→ **Brief**: Pick out every line that holds the string "name" and copy it.

→ **A run of records**:
■ ■ ■ ■ ■

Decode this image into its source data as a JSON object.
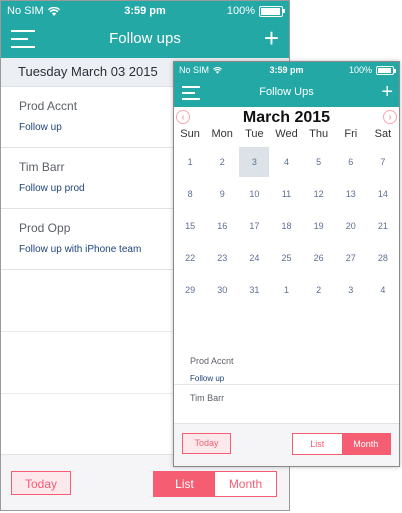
{
  "back": {
    "status": {
      "carrier": "No SIM",
      "time": "3:59 pm",
      "battery": "100%"
    },
    "nav": {
      "title": "Follow ups"
    },
    "date_header": "Tuesday March 03 2015",
    "items": [
      {
        "name": "Prod Accnt",
        "note": "Follow up"
      },
      {
        "name": "Tim Barr",
        "note": "Follow up prod"
      },
      {
        "name": "Prod Opp",
        "note": "Follow up with iPhone team"
      }
    ],
    "bottom": {
      "today": "Today",
      "list": "List",
      "month": "Month",
      "selected": "List"
    }
  },
  "front": {
    "status": {
      "carrier": "No SIM",
      "time": "3:59 pm",
      "battery": "100%"
    },
    "nav": {
      "title": "Follow Ups"
    },
    "month_title": "March 2015",
    "weekdays": [
      "Sun",
      "Mon",
      "Tue",
      "Wed",
      "Thu",
      "Fri",
      "Sat"
    ],
    "days": [
      "1",
      "2",
      "3",
      "4",
      "5",
      "6",
      "7",
      "8",
      "9",
      "10",
      "11",
      "12",
      "13",
      "14",
      "15",
      "16",
      "17",
      "18",
      "19",
      "20",
      "21",
      "22",
      "23",
      "24",
      "25",
      "26",
      "27",
      "28",
      "29",
      "30",
      "31",
      "1",
      "2",
      "3",
      "4"
    ],
    "selected_day": "3",
    "items": [
      {
        "name": "Prod Accnt",
        "note": "Follow up"
      },
      {
        "name": "Tim Barr"
      }
    ],
    "bottom": {
      "today": "Today",
      "list": "List",
      "month": "Month",
      "selected": "Month"
    }
  },
  "colors": {
    "teal": "#24a8a6",
    "accent": "#f55d72",
    "selected_day_bg": "#dde2e8"
  },
  "icons": {
    "menu": "hamburger-icon",
    "add": "plus-icon",
    "wifi": "wifi-icon",
    "battery": "battery-icon",
    "prev": "chevron-left-icon",
    "next": "chevron-right-icon"
  }
}
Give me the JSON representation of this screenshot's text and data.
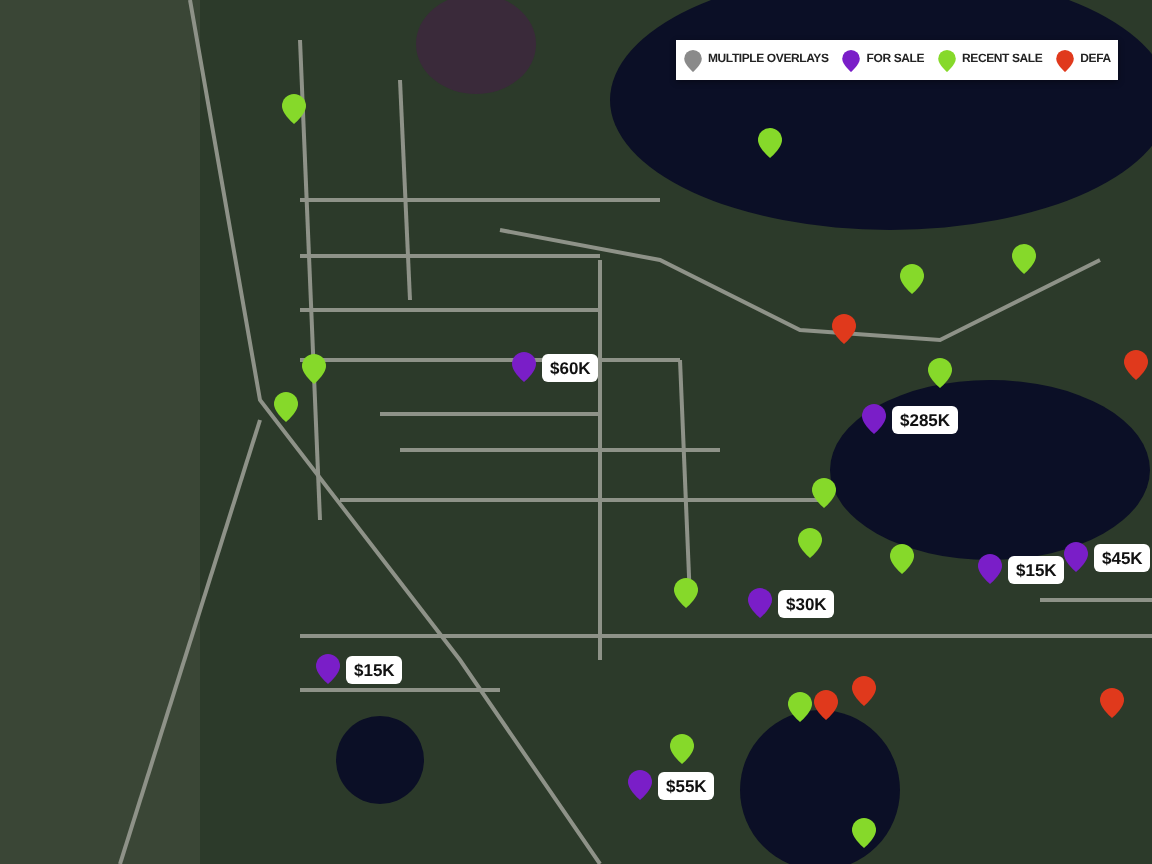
{
  "legend": [
    {
      "kind": "multiple",
      "label": "MULTIPLE OVERLAYS"
    },
    {
      "kind": "for_sale",
      "label": "FOR SALE"
    },
    {
      "kind": "recent_sale",
      "label": "RECENT SALE"
    },
    {
      "kind": "default",
      "label": "DEFA"
    }
  ],
  "pins": [
    {
      "kind": "recent_sale"
    },
    {
      "kind": "recent_sale"
    },
    {
      "kind": "recent_sale"
    },
    {
      "kind": "recent_sale"
    },
    {
      "kind": "default"
    },
    {
      "kind": "recent_sale"
    },
    {
      "kind": "default"
    },
    {
      "kind": "for_sale",
      "price": "$60K"
    },
    {
      "kind": "recent_sale"
    },
    {
      "kind": "recent_sale"
    },
    {
      "kind": "for_sale",
      "price": "$285K"
    },
    {
      "kind": "recent_sale"
    },
    {
      "kind": "recent_sale"
    },
    {
      "kind": "recent_sale"
    },
    {
      "kind": "for_sale",
      "price": "$15K"
    },
    {
      "kind": "for_sale",
      "price": "$45K"
    },
    {
      "kind": "recent_sale"
    },
    {
      "kind": "for_sale",
      "price": "$30K"
    },
    {
      "kind": "for_sale",
      "price": "$15K"
    },
    {
      "kind": "recent_sale"
    },
    {
      "kind": "default"
    },
    {
      "kind": "default"
    },
    {
      "kind": "recent_sale"
    },
    {
      "kind": "for_sale",
      "price": "$55K"
    },
    {
      "kind": "recent_sale"
    },
    {
      "kind": "default"
    }
  ]
}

■ ■ ■ ■ ■

→ **The answer**:
        "name": "Prod Accnt",
        "name": "Tim Barr",
        "name": "Prod Opp",
        "name": "Prod Accnt",
        "name": "Tim Barr"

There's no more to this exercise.